(Source records)

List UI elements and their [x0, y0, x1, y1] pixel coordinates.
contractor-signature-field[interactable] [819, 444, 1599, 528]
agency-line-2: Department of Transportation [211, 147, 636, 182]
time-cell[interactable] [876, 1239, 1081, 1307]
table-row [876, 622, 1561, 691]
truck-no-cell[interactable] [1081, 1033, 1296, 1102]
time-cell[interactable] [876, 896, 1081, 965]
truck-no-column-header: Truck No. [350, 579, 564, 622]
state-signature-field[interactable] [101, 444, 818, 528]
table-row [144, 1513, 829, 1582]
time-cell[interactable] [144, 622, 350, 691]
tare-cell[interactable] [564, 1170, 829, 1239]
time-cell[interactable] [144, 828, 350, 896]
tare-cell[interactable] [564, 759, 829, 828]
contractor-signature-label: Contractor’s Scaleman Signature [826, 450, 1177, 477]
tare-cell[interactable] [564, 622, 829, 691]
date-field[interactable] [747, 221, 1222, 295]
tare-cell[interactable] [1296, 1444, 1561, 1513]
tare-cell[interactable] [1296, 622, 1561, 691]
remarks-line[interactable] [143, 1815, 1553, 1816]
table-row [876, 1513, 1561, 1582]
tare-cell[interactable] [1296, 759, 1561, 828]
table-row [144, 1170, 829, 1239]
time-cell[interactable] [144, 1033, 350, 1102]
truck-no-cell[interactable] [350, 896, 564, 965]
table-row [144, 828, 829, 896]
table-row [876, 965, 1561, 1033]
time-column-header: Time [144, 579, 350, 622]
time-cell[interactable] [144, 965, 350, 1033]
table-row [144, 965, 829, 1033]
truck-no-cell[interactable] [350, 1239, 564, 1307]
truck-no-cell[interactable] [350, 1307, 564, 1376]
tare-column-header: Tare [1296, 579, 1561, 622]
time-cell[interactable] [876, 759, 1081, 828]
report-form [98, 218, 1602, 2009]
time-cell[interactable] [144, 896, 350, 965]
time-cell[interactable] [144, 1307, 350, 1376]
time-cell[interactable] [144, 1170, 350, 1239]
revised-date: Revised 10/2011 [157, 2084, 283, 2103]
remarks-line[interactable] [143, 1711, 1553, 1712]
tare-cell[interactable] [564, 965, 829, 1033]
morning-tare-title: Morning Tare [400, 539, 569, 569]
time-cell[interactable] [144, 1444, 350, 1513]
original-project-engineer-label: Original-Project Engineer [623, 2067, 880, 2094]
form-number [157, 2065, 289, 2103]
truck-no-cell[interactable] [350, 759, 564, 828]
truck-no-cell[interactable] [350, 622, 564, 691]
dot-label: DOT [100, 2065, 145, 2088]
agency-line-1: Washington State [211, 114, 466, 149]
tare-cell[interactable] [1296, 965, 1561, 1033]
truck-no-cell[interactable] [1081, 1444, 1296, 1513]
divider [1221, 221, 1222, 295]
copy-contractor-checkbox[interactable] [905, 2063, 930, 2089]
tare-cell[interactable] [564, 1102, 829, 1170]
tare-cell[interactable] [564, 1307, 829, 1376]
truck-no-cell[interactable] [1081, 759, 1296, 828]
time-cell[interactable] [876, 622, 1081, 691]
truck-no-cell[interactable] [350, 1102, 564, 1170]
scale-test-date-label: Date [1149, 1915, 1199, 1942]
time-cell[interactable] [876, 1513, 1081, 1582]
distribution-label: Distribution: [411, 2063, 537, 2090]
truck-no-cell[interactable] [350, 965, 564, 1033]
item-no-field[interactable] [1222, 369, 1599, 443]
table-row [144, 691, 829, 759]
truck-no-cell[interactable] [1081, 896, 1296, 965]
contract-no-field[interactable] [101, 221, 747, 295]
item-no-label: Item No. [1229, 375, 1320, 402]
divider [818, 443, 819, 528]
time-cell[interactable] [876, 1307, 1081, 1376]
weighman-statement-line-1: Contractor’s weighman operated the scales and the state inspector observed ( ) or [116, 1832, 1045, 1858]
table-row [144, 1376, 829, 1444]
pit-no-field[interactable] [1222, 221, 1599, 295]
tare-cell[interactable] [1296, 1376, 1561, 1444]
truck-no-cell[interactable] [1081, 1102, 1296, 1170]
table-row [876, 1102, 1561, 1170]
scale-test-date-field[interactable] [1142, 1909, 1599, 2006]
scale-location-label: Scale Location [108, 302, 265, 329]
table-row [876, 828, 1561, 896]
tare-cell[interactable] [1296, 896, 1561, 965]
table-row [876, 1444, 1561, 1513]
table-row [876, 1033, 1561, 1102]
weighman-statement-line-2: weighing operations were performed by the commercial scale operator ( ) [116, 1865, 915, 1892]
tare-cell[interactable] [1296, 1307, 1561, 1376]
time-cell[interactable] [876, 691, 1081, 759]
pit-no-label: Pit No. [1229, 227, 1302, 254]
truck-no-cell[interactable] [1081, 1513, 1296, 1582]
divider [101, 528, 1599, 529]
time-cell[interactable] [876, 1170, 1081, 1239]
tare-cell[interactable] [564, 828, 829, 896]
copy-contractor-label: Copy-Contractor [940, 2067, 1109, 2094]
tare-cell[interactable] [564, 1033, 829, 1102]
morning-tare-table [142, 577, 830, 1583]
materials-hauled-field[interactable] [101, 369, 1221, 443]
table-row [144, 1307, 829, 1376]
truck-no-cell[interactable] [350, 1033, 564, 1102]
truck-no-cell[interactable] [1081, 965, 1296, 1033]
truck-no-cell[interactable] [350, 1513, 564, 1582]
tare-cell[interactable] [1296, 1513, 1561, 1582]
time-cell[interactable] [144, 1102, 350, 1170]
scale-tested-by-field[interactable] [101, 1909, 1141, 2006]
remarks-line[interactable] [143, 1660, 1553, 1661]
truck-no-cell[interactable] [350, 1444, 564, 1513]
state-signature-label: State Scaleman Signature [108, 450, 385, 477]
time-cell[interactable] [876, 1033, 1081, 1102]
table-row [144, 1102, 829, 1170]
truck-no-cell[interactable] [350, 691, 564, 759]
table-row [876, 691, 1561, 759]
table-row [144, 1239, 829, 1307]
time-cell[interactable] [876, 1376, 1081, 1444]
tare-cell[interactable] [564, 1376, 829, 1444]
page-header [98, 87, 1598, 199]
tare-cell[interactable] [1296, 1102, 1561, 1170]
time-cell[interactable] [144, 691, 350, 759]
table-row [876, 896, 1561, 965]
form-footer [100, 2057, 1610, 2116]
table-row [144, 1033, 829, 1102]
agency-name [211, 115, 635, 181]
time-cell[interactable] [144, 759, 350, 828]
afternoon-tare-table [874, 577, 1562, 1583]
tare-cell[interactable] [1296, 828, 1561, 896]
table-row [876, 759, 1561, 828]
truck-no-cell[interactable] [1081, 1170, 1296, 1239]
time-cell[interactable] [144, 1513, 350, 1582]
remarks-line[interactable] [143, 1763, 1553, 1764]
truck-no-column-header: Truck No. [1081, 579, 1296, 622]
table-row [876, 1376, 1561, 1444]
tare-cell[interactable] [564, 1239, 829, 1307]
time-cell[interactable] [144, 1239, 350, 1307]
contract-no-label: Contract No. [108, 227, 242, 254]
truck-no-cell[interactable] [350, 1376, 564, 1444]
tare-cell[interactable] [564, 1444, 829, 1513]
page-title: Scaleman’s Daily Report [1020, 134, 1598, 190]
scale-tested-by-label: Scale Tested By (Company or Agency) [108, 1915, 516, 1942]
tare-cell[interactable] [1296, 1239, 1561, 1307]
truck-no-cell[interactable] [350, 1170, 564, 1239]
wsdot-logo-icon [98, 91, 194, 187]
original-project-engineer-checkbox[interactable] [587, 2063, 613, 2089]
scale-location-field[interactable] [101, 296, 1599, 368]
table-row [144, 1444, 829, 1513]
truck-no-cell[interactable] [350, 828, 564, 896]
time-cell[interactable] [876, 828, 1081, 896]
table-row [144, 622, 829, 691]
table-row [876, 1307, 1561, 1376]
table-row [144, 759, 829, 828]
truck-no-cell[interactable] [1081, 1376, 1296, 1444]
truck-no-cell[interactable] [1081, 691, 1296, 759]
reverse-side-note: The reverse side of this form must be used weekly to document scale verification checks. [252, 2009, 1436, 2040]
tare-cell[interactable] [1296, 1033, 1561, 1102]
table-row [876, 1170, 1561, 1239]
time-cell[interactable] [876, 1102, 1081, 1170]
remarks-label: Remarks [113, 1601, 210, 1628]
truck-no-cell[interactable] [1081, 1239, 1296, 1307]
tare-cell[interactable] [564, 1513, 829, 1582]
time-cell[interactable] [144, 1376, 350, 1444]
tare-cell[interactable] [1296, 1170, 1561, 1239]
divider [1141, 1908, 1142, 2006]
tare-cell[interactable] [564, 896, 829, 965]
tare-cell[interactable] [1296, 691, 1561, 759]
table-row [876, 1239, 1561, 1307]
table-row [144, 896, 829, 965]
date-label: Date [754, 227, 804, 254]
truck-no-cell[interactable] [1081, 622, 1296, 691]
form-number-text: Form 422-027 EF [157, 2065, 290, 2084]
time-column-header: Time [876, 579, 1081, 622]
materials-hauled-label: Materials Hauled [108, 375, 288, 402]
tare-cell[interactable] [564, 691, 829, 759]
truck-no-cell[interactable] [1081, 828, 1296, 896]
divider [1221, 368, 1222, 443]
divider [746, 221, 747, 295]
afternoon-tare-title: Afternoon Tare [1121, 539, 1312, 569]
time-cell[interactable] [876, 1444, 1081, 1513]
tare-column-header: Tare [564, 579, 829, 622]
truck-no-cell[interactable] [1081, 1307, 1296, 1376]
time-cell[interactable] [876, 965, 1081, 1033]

## TASK DETAILS
Put everything from the start of the listing above down to the line containing "state-signature-field[interactable] [101, 444, 818, 528]" into a Markdown table with two columns, Row and Entry, and leave out any blank lines.

## EXERCISE SOLUTION
| Row | Entry |
|---|---|
| 1 | List UI elements and their [x0, y0, x1, y1] pixel coordinates. |
| 2 | contractor-signature-field[interactable] [819, 444, 1599, 528] |
| 3 | agency-line-2: Department of Transportation [211, 147, 636, 182] |
| 4 | time-cell[interactable] [876, 1239, 1081, 1307] |
| 5 | table-row [876, 622, 1561, 691] |
| 6 | truck-no-cell[interactable] [1081, 1033, 1296, 1102] |
| 7 | time-cell[interactable] [876, 896, 1081, 965] |
| 8 | truck-no-column-header: Truck No. [350, 579, 564, 622] |
| 9 | state-signature-field[interactable] [101, 444, 818, 528] |